Only lines holding the string "some" are wanted; copy each one from the material.

━━ EXTRACTED DATA

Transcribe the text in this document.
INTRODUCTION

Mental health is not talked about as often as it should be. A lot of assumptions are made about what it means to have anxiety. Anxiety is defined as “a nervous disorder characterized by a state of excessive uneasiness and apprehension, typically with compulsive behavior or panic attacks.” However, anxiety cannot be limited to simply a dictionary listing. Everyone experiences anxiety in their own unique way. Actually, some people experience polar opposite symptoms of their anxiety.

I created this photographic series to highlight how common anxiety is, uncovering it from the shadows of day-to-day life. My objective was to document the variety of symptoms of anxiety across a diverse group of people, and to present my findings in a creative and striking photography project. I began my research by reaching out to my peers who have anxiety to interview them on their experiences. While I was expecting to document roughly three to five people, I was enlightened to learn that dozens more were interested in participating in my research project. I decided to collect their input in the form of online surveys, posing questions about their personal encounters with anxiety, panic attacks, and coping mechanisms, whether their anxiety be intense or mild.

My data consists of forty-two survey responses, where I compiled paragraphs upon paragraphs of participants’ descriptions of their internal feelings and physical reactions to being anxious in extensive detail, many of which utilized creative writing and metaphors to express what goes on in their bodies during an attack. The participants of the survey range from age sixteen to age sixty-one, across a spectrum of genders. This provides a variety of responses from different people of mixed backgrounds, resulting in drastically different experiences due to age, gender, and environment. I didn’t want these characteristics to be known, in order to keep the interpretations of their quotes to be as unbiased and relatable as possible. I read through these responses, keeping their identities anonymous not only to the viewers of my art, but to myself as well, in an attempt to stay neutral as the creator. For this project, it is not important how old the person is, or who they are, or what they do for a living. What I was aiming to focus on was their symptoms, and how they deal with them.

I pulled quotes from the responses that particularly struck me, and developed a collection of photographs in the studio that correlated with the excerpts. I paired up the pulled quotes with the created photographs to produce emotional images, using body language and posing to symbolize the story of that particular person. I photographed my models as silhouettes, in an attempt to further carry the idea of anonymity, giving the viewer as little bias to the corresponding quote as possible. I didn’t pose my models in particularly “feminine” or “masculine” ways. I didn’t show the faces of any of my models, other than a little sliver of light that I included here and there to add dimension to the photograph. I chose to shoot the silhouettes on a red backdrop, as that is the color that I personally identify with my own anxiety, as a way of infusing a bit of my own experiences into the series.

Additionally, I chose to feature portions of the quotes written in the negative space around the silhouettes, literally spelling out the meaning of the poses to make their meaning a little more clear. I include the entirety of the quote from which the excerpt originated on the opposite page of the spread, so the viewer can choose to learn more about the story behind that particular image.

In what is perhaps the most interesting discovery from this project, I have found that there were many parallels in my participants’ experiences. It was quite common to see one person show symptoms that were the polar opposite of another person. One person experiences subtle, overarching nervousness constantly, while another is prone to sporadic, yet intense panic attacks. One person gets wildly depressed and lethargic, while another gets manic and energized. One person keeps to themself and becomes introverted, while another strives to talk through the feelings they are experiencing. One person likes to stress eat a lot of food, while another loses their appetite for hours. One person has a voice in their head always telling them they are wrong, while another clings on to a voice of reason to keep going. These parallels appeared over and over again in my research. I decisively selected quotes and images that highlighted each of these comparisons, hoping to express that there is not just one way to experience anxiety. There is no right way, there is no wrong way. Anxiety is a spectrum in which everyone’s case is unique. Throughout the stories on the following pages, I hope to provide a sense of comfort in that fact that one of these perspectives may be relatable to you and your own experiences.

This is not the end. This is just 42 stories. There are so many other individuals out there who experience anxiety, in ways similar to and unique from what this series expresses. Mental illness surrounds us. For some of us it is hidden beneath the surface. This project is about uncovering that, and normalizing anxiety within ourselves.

━━━━

- OUTPUT BELOW -
Mental health is not talked about as often as it should be. A lot of assumptions are made about what it means to have anxiety. Anxiety is defined as “a nervous disorder characterized by a state of excessive uneasiness and apprehension, typically with compulsive behavior or panic attacks.” However, anxiety cannot be limited to simply a dictionary listing. Everyone experiences anxiety in their own unique way. Actually, some people experience polar opposite symptoms of their anxiety.
This is not the end. This is just 42 stories. There are so many other individuals out there who experience anxiety, in ways similar to and unique from what this series expresses. Mental illness surrounds us. For some of us it is hidden beneath the surface. This project is about uncovering that, and normalizing anxiety within ourselves.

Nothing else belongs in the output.